Stored data
»»

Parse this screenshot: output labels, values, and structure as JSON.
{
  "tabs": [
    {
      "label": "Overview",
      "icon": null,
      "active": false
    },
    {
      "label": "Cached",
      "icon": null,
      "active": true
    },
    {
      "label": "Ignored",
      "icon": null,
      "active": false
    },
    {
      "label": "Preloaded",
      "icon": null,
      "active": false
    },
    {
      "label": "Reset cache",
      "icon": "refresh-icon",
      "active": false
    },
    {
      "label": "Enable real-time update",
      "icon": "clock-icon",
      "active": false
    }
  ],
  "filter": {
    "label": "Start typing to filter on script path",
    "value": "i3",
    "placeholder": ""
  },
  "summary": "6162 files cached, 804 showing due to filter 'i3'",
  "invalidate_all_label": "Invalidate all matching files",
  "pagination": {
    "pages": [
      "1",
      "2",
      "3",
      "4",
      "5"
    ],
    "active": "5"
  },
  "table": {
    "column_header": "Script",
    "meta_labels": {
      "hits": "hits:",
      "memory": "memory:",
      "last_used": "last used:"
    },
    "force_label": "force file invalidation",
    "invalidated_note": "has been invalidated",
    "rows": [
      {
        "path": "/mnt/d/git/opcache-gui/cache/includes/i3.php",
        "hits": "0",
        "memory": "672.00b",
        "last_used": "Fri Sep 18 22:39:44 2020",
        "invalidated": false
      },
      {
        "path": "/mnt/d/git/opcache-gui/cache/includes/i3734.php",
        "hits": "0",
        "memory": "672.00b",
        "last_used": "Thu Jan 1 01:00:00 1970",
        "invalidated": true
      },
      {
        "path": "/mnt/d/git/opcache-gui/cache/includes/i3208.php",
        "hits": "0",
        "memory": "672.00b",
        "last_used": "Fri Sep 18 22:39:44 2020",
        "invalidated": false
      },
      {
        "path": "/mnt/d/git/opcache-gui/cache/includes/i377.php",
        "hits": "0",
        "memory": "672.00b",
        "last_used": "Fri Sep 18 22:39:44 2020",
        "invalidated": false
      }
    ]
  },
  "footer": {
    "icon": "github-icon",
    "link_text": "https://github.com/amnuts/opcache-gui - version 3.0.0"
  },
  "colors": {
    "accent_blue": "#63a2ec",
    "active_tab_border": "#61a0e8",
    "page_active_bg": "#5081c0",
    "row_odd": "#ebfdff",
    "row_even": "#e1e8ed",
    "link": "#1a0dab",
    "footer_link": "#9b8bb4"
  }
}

««
»»

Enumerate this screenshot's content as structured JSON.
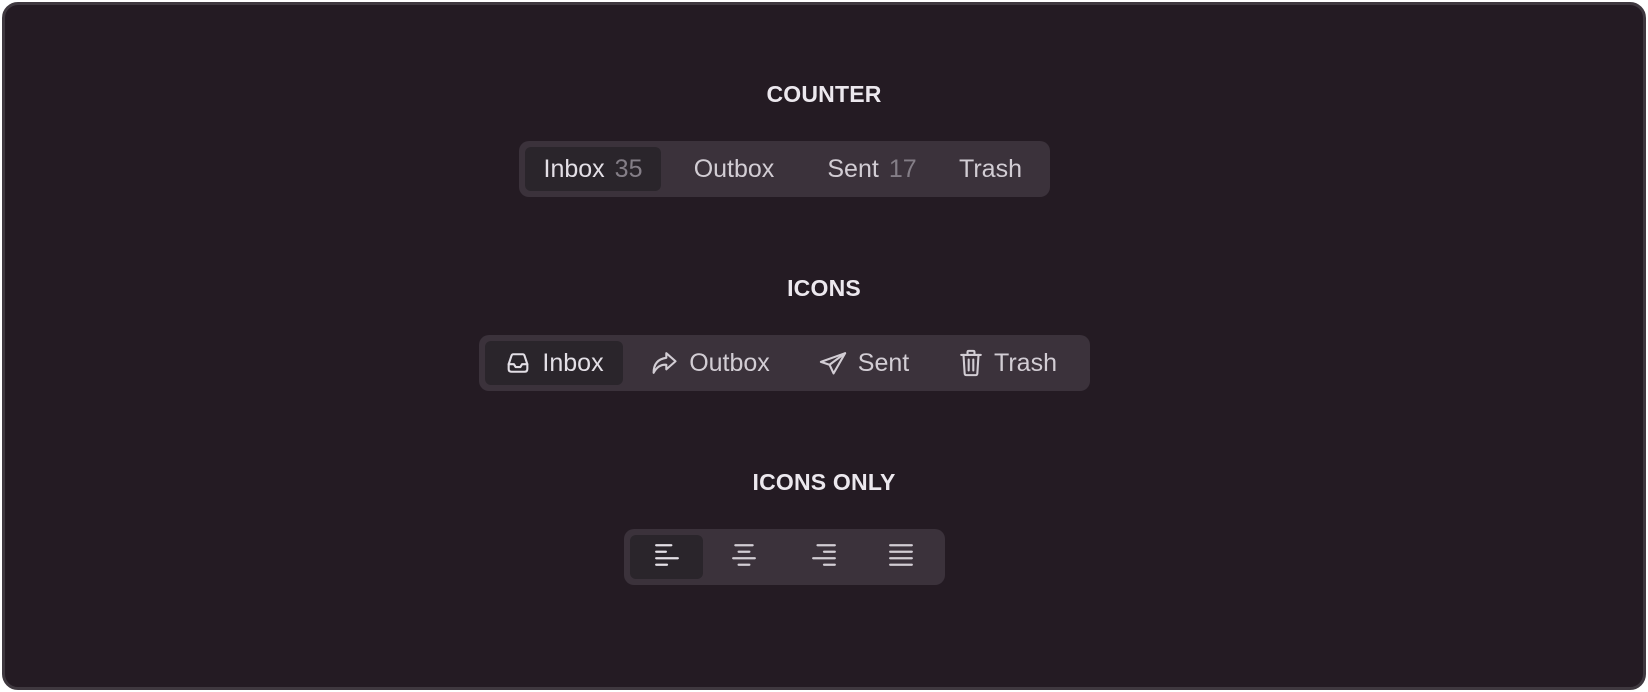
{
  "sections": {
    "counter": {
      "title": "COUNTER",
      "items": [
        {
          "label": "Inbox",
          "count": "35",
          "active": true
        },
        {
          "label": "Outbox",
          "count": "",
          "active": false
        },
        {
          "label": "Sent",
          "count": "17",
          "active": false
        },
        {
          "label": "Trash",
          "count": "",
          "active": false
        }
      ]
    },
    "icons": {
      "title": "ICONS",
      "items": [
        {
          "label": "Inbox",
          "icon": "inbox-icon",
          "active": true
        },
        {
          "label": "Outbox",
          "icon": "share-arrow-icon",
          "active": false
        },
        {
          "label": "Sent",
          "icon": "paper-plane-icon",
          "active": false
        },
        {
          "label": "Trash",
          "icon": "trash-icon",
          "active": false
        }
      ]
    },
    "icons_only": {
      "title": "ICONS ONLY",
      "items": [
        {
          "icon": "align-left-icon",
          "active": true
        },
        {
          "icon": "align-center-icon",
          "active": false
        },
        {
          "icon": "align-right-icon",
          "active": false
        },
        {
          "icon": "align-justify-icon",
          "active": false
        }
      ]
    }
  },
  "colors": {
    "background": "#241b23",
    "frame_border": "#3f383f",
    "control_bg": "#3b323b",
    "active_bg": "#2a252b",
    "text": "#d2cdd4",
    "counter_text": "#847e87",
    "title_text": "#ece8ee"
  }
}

««

All lines of the data above that include the word "opcache" must be shown.

        "path": "/mnt/d/git/opcache-gui/cache/includes/i3.php",
        "path": "/mnt/d/git/opcache-gui/cache/includes/i3734.php",
        "path": "/mnt/d/git/opcache-gui/cache/includes/i3208.php",
        "path": "/mnt/d/git/opcache-gui/cache/includes/i377.php",
    "link_text": "https://github.com/amnuts/opcache-gui - version 3.0.0"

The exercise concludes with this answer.